— begin GIVEN RECORDS —
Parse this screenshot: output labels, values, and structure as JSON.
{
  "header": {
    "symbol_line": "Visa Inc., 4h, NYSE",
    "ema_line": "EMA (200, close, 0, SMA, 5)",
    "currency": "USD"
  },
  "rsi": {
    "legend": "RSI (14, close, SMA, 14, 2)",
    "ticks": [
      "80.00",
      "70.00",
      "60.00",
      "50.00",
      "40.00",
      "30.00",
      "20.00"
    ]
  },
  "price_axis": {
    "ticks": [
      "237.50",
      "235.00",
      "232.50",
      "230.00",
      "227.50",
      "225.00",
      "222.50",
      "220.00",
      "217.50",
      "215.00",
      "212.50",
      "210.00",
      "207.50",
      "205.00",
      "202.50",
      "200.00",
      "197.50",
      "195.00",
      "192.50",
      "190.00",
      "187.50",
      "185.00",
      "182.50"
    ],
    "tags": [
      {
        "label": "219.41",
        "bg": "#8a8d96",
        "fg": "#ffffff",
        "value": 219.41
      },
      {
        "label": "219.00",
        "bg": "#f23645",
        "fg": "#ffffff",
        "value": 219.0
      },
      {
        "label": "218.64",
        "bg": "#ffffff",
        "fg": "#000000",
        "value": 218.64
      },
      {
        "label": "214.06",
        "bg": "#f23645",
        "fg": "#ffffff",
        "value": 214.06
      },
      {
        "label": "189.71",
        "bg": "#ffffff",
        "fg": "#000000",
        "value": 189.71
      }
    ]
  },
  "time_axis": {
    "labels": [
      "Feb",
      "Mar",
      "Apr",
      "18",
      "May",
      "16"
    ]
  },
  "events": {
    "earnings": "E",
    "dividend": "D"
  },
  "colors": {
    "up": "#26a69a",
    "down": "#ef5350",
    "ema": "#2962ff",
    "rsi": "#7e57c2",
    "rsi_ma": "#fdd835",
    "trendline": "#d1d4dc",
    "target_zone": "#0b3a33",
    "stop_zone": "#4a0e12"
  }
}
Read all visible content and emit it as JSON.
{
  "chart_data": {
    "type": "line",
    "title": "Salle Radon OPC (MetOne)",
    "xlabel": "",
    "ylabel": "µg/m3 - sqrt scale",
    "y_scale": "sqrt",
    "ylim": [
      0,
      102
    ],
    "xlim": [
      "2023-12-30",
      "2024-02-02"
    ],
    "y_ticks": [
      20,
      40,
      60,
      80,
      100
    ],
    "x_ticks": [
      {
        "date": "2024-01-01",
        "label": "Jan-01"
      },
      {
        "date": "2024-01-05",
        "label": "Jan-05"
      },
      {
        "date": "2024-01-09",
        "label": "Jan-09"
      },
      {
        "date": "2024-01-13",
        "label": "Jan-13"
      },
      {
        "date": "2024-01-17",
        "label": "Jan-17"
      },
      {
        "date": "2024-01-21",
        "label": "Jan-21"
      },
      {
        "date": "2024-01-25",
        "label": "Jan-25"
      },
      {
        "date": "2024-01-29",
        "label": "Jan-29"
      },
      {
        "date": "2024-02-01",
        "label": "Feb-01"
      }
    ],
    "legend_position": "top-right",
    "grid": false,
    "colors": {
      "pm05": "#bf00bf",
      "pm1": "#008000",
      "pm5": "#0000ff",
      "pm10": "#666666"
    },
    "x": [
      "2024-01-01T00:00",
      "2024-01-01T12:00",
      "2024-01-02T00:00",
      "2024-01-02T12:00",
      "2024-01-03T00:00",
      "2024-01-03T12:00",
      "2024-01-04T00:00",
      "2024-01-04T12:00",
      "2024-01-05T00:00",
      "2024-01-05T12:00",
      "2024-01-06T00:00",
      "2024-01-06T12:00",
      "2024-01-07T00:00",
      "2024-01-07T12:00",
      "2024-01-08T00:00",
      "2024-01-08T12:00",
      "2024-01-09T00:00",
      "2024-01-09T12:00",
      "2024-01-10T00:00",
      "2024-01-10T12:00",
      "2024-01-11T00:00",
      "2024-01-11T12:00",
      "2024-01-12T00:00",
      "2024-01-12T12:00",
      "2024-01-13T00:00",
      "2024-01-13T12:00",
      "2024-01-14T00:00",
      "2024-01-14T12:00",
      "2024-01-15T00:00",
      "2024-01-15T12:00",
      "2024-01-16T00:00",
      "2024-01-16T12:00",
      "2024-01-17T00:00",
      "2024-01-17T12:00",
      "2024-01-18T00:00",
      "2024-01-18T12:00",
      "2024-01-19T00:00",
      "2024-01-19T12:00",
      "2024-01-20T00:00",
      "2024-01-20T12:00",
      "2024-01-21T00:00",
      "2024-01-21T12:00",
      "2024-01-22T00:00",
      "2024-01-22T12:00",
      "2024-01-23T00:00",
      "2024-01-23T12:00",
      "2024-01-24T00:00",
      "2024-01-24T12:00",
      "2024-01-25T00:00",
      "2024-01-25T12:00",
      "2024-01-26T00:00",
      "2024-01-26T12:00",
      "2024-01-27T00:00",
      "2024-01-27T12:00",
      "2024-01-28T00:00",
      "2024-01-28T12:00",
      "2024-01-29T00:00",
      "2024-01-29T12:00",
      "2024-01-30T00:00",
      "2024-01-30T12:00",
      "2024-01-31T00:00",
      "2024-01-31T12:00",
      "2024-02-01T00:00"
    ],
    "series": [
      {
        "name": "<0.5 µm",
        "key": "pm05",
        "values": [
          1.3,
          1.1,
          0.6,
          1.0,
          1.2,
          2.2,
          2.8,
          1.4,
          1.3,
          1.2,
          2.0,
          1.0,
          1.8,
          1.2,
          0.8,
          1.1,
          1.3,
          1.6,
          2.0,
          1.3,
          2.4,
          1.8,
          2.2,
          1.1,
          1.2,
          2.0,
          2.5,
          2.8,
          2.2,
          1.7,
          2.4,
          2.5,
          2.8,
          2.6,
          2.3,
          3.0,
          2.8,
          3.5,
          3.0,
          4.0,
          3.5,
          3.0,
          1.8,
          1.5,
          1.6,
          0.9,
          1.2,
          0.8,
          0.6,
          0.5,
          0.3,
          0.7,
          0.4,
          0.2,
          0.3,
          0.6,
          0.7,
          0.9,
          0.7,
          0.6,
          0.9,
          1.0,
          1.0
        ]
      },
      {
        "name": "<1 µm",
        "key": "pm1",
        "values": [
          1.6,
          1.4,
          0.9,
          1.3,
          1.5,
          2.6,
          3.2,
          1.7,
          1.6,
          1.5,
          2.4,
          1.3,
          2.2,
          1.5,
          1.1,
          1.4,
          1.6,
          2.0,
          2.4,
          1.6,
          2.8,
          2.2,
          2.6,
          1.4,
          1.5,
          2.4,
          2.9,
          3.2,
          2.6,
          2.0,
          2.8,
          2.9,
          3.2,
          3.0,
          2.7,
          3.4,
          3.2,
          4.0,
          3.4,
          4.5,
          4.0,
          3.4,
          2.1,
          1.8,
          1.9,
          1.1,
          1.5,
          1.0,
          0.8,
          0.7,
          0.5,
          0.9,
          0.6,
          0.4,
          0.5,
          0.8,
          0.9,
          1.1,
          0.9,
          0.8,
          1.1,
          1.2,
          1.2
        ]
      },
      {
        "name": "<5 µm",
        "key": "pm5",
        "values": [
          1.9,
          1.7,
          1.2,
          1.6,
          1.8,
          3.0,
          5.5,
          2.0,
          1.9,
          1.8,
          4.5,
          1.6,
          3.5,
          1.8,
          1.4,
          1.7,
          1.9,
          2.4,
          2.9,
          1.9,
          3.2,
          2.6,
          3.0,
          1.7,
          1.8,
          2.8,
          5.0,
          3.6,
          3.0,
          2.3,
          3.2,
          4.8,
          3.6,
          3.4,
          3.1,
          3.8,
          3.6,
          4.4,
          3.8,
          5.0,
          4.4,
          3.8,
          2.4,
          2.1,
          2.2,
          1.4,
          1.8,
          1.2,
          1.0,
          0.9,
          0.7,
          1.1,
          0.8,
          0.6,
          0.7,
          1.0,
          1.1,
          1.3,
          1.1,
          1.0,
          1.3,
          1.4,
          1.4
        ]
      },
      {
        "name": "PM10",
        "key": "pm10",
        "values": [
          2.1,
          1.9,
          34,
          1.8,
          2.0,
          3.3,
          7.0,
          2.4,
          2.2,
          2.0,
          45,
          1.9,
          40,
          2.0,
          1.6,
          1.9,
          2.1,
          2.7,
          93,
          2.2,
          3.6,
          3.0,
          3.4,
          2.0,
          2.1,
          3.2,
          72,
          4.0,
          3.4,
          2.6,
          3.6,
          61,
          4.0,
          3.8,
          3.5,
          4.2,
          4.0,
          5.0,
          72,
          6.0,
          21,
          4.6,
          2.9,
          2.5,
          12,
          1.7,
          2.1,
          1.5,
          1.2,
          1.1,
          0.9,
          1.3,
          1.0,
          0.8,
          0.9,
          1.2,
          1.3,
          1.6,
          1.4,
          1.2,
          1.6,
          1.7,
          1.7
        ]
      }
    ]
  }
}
— end GIVEN RECORDS —
__REQUIRED TASK__: Find the word "name" and list each line it appears in.

__FULL ANSWER__:
        "name": "<0.5 µm",
        "name": "<1 µm",
        "name": "<5 µm",
        "name": "PM10",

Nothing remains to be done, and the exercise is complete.